AIM OF THE EXERCISE: Using the listing below, select the lines with the word "look" and copy them.

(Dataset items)
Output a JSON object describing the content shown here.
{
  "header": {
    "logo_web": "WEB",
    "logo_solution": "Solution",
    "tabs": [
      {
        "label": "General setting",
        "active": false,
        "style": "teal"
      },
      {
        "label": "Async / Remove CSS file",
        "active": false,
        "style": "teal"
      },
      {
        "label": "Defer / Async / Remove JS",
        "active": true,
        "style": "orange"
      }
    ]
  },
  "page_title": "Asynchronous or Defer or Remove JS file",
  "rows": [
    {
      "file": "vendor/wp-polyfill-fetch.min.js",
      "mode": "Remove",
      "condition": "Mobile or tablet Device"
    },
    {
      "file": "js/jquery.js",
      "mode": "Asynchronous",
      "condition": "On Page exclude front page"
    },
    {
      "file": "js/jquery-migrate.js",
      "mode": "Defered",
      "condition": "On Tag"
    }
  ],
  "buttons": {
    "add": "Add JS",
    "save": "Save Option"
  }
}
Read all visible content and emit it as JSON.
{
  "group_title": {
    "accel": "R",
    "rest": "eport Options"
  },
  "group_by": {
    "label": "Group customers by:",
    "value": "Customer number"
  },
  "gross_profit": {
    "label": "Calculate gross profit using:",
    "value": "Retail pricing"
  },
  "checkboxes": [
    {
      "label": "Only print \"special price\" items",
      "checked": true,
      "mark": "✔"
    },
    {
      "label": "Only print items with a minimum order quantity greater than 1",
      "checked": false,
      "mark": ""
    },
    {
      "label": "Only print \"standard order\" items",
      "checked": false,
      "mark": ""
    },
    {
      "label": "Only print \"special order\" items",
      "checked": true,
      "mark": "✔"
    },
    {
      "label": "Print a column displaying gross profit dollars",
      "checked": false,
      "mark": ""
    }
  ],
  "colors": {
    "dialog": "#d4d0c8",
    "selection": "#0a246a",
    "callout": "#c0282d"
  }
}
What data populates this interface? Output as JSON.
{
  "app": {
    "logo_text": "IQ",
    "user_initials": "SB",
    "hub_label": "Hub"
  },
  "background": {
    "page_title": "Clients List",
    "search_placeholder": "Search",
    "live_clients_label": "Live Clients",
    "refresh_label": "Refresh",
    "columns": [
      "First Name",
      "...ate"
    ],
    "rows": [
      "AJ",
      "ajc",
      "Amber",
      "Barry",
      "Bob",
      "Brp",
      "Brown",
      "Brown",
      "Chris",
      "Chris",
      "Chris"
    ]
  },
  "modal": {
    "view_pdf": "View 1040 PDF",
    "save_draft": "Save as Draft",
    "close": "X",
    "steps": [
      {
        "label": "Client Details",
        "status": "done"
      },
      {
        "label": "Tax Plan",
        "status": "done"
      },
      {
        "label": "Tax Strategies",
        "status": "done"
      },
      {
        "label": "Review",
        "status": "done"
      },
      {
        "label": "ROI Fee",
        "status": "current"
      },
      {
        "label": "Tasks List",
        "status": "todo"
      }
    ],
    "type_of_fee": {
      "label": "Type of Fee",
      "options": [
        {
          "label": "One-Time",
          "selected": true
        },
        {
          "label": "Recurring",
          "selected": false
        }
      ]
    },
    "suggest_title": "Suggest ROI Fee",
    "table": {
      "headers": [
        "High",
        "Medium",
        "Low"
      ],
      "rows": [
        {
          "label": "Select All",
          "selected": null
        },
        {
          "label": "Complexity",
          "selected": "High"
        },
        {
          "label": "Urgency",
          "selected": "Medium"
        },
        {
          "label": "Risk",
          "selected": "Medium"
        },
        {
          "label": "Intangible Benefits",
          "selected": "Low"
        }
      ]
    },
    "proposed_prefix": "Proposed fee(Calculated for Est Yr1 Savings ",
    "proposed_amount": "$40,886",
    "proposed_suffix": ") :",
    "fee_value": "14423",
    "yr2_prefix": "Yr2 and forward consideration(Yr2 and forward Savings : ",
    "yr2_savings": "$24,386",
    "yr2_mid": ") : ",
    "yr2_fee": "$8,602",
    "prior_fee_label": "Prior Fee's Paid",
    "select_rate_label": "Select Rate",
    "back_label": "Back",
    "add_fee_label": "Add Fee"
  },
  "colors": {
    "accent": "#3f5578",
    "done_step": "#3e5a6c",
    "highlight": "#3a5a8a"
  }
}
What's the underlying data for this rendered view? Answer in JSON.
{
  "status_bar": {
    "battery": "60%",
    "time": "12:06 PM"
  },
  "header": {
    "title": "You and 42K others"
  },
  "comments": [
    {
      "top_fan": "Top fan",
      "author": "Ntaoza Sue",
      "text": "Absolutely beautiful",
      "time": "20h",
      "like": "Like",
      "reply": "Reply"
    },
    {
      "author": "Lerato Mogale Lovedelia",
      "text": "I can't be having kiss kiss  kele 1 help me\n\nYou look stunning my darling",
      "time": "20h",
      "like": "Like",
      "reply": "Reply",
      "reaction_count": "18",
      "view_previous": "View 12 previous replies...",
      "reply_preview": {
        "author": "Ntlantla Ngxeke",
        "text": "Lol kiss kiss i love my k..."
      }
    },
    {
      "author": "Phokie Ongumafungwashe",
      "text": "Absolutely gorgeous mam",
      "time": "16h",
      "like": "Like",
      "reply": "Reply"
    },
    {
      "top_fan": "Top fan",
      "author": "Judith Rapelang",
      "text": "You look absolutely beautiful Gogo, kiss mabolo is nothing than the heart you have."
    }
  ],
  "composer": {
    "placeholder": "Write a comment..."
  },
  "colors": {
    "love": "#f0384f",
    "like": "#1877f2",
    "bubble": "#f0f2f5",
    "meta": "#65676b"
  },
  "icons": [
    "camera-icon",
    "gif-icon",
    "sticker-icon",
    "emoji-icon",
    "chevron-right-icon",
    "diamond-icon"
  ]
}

RESPONSE:
      "text": "I can't be having kiss kiss  kele 1 help me\n\nYou look stunning my darling",
      "text": "You look absolutely beautiful Gogo, kiss mabolo is nothing than the heart you have."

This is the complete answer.